**REQUIRED WORK:** Examine each line of the data. Copy those that contain the string "false".

**ENTRIES SUPPLIED:**
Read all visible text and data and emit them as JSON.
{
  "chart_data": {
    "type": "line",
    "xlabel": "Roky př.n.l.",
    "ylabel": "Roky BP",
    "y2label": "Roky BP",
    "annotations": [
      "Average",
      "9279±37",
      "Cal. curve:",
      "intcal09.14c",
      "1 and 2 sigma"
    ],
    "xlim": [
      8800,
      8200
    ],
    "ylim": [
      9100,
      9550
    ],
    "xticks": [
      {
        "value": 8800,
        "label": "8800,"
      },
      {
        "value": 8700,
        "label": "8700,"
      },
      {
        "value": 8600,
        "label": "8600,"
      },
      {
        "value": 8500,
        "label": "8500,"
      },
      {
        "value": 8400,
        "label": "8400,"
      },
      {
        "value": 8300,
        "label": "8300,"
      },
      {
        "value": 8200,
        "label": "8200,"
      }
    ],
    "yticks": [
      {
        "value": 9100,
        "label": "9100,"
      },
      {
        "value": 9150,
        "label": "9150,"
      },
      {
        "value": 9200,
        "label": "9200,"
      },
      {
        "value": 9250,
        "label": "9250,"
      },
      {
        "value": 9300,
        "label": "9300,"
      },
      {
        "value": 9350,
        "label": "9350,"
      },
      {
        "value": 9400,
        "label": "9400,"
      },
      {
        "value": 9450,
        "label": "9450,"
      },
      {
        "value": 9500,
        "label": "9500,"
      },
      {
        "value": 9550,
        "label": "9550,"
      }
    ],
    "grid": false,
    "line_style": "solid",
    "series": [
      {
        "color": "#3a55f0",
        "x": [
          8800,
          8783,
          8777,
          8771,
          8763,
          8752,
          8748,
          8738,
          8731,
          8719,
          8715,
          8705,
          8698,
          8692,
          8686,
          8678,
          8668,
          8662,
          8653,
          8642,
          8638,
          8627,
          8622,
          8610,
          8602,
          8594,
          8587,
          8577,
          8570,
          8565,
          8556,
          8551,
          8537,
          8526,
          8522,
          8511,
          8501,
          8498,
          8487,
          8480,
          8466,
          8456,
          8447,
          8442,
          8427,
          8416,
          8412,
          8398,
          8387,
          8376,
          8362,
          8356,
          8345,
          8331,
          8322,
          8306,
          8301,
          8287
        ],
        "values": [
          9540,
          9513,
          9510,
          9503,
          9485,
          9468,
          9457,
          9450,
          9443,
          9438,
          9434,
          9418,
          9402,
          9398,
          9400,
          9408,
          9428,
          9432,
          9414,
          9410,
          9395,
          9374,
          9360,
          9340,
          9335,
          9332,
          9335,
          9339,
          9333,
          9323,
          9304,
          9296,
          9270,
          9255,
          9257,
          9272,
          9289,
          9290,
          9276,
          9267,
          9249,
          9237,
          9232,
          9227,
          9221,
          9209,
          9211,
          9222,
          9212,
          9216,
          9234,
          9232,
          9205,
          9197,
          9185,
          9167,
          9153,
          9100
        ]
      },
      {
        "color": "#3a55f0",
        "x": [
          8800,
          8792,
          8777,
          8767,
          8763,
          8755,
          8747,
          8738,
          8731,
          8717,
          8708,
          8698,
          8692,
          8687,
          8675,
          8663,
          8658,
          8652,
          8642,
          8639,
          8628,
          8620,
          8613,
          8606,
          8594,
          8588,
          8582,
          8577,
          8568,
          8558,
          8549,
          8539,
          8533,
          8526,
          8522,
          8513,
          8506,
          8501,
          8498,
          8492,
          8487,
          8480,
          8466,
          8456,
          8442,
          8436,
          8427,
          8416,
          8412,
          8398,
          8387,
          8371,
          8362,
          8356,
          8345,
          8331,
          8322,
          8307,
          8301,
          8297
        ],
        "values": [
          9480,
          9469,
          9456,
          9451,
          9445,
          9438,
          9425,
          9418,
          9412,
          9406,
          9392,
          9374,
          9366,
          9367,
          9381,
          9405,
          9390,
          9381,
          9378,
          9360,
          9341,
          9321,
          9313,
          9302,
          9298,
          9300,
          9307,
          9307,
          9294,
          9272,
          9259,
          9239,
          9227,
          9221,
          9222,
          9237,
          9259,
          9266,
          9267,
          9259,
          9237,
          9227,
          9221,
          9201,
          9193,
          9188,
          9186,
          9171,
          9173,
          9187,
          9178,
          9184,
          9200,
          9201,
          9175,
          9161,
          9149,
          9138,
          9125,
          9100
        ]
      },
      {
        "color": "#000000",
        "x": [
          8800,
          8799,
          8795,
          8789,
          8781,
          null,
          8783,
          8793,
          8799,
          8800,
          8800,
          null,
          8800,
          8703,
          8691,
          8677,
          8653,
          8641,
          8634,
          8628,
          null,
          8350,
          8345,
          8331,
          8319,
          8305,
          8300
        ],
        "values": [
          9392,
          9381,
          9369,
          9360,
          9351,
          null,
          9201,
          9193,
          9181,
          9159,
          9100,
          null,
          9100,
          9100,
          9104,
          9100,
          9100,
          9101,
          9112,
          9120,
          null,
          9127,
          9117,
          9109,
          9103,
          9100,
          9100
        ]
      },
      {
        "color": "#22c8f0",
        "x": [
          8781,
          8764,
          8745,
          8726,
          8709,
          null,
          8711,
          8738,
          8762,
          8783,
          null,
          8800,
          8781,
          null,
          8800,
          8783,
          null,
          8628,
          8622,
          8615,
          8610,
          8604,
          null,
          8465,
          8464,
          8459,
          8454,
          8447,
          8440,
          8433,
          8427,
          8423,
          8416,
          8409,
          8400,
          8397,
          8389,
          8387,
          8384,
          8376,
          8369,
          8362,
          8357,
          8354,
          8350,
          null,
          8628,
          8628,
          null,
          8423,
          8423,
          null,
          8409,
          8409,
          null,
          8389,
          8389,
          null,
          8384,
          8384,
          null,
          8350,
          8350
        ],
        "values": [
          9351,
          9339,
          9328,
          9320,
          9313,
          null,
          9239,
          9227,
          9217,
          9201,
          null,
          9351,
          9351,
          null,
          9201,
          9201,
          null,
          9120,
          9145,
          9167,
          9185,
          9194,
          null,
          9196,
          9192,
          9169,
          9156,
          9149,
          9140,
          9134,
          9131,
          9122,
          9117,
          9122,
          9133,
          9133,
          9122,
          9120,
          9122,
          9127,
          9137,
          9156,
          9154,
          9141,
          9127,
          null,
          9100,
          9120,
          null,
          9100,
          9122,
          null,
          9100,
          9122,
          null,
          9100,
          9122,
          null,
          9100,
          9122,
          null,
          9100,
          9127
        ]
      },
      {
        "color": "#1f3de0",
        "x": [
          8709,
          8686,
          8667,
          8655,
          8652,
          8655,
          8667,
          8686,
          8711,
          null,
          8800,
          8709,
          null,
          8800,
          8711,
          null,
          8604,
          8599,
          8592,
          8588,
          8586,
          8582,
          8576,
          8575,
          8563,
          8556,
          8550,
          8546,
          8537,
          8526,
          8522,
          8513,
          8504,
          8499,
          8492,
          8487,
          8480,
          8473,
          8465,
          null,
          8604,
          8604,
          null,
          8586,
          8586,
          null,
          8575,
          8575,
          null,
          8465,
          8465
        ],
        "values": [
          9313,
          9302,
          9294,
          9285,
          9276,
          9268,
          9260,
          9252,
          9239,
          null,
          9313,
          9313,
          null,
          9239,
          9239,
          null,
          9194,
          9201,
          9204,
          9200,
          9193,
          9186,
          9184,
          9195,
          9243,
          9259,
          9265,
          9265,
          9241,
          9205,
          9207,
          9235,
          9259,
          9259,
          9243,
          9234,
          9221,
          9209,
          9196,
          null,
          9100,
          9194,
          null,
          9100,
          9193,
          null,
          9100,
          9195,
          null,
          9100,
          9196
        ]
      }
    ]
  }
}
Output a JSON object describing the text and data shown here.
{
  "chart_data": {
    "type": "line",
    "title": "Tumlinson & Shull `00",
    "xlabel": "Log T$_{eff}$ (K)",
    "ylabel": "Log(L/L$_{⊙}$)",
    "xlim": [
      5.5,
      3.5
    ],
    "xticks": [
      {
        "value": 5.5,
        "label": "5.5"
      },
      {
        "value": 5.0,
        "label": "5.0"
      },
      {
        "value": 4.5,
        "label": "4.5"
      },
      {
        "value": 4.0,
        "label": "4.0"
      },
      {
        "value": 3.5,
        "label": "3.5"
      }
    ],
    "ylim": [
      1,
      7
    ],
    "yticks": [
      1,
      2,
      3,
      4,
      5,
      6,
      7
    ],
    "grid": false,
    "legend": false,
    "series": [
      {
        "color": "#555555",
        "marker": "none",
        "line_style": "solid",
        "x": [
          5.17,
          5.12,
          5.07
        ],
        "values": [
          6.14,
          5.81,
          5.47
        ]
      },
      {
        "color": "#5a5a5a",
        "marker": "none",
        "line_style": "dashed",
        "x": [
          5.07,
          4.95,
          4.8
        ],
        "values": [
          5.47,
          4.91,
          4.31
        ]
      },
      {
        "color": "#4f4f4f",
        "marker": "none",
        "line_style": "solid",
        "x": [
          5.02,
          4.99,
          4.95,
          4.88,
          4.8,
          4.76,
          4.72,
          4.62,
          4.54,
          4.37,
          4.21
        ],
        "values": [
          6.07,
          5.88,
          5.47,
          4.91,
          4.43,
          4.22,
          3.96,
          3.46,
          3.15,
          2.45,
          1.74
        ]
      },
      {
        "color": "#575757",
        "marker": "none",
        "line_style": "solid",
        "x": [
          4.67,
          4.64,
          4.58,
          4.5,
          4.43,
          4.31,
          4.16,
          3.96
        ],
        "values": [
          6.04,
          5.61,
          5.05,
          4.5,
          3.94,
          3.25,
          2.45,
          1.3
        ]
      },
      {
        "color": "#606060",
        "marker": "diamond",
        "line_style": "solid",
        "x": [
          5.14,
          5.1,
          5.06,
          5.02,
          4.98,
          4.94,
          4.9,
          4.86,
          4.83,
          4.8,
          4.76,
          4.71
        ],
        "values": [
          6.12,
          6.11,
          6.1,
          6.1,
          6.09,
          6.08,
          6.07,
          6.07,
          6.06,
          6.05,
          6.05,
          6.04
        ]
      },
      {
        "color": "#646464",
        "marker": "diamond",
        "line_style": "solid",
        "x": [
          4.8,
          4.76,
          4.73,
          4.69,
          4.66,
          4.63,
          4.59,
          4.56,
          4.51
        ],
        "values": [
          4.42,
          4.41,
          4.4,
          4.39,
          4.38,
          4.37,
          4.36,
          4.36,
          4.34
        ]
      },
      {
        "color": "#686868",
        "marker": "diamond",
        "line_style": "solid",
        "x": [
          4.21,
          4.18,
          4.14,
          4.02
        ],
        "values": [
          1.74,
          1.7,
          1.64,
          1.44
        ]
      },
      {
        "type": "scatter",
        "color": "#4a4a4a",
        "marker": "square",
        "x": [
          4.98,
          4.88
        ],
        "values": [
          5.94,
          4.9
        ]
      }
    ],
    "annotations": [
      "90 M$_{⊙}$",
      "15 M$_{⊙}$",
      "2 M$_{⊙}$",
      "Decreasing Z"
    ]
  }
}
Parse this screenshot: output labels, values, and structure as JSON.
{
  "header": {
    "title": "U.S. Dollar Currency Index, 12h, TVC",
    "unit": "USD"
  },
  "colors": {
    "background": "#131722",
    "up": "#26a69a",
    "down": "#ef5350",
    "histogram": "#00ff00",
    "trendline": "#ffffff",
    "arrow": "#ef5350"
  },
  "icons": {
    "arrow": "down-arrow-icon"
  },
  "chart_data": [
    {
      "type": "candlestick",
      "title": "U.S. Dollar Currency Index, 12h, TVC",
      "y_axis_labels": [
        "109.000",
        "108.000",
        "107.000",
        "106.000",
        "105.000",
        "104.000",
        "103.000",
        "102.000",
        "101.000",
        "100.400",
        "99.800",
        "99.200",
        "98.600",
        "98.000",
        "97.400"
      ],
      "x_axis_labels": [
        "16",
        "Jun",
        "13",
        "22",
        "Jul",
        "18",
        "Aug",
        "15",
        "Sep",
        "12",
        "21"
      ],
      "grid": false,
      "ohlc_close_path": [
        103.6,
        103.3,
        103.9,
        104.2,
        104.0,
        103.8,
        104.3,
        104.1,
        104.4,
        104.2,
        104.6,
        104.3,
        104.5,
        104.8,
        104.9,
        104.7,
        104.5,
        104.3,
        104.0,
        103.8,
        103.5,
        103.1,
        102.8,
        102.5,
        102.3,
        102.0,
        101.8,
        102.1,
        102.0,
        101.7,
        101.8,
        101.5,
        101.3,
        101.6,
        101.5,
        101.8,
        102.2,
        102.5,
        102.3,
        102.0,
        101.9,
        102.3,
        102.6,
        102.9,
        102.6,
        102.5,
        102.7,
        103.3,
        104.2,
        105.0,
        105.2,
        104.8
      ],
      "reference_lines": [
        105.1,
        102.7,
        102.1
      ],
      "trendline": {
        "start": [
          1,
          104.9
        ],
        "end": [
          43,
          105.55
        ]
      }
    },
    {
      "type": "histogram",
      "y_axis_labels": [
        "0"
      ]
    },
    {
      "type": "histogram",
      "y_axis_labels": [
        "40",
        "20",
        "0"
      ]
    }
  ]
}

**CORRECT RESULT:**
    "grid": false,
    "grid": false,
    "legend": false,
      "grid": false,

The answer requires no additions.